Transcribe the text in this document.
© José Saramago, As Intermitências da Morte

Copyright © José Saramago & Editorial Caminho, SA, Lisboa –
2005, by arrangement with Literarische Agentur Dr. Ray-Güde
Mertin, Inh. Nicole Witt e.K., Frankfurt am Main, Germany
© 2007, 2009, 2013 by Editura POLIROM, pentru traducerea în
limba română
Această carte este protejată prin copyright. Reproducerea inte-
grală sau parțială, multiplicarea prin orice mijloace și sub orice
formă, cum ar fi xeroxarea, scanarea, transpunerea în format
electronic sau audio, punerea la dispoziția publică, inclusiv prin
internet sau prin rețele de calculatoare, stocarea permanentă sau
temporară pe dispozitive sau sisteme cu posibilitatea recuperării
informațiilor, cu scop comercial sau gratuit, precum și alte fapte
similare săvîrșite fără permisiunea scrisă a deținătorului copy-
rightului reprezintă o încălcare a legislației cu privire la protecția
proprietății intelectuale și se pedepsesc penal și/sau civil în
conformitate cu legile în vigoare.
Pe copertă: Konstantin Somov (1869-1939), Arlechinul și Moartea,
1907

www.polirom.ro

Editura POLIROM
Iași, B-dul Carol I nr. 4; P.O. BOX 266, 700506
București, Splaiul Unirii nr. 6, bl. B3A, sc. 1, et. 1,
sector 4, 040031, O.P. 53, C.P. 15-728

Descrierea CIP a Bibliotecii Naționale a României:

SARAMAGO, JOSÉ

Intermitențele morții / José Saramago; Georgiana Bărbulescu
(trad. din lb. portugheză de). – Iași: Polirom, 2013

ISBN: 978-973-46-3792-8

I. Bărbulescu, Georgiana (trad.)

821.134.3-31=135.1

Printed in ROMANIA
========================================================================
● **Objective**
Within the material above, find the lines that contain the word "Bărbulescu"; copy them.

● **Correct answer**
Intermitențele morții / José Saramago; Georgiana Bărbulescu
I. Bărbulescu, Georgiana (trad.)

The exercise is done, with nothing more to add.